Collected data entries
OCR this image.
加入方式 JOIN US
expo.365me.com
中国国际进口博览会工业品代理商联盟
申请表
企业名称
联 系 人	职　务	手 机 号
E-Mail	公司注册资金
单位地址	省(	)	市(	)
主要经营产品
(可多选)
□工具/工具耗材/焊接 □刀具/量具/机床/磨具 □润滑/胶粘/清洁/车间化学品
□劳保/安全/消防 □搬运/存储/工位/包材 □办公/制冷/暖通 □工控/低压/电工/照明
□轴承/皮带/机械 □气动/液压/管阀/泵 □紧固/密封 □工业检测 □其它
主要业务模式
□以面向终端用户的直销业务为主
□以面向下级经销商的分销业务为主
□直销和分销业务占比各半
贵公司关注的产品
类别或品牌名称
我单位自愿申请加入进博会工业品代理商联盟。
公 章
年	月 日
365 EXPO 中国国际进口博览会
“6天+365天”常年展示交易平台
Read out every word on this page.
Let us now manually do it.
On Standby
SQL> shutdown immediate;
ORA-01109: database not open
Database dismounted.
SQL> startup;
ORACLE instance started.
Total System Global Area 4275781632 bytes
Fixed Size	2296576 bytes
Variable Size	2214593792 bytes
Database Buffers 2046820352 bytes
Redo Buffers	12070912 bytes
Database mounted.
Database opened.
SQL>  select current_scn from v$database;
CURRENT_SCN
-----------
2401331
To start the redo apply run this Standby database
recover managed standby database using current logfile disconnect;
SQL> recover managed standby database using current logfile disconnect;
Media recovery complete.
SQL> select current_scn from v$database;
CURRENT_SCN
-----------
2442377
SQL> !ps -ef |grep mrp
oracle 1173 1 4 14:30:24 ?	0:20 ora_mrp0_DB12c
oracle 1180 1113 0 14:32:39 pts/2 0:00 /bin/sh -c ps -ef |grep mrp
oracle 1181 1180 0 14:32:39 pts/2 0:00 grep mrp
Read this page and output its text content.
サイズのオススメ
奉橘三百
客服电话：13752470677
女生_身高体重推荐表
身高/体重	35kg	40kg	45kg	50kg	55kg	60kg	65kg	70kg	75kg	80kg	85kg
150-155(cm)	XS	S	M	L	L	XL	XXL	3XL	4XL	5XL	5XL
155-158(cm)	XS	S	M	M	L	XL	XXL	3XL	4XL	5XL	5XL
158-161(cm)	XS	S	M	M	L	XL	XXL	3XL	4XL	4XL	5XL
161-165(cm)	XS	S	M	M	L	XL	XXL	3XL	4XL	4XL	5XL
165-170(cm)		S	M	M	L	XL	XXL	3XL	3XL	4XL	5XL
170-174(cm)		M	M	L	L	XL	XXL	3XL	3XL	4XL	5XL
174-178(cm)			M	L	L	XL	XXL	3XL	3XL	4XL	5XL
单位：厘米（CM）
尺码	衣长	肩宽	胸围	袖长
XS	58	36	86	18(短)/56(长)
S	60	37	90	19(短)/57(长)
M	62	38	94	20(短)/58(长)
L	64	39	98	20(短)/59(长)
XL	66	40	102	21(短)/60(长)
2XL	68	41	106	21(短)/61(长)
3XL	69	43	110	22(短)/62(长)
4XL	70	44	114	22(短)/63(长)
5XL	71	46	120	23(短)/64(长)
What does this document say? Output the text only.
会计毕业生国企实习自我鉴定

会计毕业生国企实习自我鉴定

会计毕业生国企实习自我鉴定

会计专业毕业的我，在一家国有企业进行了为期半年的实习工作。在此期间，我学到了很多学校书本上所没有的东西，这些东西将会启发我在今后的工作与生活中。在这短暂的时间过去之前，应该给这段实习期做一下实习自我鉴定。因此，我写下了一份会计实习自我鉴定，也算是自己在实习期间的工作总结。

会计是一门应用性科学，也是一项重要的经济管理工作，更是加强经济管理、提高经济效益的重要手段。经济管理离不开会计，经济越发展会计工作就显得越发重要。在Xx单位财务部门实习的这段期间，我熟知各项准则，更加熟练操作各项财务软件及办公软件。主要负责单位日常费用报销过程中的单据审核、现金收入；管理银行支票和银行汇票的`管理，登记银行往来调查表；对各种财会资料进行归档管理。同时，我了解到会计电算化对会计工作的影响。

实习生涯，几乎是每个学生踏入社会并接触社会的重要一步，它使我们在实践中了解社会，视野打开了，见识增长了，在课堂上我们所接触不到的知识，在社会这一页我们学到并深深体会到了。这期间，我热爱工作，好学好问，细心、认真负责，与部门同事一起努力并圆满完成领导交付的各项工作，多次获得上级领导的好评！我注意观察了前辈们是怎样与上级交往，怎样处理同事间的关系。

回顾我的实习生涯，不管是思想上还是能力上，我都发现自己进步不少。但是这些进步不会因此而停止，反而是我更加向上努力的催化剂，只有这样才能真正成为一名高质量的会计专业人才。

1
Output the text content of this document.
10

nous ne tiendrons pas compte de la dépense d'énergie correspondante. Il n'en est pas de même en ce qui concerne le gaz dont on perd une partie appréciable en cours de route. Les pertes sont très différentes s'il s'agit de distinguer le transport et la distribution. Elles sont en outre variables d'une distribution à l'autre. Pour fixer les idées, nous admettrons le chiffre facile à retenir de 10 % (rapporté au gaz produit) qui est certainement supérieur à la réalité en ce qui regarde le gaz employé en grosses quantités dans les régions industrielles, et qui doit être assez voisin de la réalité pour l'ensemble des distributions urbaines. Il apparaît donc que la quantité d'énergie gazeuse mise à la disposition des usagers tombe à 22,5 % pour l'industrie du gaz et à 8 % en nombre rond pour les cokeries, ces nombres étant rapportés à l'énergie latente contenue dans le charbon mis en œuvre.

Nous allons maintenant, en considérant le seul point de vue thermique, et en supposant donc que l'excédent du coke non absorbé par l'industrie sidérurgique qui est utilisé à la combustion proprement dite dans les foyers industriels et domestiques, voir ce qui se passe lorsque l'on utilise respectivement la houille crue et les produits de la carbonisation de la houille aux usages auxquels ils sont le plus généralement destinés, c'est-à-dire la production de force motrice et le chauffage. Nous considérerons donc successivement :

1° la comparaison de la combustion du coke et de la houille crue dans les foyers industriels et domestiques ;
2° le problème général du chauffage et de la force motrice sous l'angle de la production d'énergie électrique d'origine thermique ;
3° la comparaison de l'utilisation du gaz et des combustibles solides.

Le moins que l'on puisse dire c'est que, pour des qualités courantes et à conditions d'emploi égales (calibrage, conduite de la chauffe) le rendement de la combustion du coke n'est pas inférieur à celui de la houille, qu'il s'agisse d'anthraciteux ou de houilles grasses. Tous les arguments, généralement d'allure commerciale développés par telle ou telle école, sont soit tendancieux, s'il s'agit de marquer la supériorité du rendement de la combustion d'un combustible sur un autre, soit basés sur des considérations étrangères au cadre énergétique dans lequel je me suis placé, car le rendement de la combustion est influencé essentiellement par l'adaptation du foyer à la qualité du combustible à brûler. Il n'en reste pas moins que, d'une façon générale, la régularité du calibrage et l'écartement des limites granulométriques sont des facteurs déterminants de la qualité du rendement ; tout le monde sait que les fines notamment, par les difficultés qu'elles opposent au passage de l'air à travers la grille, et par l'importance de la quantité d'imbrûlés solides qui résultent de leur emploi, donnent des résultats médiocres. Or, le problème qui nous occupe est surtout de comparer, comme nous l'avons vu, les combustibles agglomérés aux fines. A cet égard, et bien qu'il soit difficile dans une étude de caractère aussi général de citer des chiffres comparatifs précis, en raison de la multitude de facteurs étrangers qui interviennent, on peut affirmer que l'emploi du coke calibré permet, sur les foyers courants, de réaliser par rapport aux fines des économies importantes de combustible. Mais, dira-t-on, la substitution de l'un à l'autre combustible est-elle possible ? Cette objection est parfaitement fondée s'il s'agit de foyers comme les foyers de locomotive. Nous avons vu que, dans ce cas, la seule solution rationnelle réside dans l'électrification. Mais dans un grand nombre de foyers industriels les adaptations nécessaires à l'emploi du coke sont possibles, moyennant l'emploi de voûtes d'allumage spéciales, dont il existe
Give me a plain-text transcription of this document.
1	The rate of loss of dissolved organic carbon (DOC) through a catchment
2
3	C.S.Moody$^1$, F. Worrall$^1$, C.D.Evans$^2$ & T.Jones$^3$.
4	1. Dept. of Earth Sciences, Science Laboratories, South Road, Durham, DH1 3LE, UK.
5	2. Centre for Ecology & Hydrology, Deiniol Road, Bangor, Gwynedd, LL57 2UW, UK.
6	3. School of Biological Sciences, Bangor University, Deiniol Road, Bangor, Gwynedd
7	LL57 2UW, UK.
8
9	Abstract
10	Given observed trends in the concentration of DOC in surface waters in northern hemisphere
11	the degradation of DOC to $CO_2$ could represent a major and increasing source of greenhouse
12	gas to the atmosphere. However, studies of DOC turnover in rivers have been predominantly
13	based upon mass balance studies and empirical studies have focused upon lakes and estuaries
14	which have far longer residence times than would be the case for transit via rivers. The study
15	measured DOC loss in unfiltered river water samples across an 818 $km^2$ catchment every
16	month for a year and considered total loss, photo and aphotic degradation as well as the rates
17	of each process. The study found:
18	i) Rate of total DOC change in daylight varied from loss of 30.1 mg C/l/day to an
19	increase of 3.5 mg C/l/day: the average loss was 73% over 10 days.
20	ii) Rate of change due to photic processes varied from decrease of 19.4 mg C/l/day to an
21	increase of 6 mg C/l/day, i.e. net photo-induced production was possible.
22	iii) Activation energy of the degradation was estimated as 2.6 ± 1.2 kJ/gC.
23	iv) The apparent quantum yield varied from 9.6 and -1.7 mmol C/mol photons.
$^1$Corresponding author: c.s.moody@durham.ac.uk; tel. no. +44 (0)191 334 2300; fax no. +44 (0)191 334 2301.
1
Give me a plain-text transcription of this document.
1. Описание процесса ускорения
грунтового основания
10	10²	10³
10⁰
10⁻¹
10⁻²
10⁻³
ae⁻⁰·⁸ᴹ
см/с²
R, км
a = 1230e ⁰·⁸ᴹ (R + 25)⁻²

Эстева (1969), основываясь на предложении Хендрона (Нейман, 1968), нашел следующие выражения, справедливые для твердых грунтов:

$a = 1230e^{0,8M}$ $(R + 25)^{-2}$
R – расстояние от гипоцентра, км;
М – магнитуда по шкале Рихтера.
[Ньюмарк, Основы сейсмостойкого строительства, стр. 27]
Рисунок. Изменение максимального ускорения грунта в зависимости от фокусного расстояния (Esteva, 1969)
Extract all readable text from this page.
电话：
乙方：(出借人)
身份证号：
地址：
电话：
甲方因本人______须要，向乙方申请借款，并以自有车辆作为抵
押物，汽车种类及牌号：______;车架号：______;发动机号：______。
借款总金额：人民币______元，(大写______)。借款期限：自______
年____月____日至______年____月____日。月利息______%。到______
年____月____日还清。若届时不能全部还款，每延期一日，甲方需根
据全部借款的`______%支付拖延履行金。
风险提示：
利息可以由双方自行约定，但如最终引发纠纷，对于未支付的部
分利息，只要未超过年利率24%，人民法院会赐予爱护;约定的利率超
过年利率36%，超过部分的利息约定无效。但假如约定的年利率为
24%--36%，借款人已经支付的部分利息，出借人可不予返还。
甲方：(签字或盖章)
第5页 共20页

** Work to do **
Out of the preceding entries, pull every line containing the string "using".

** Complete output **
recover managed standby database using current logfile disconnect;
SQL> recover managed standby database using current logfile disconnect;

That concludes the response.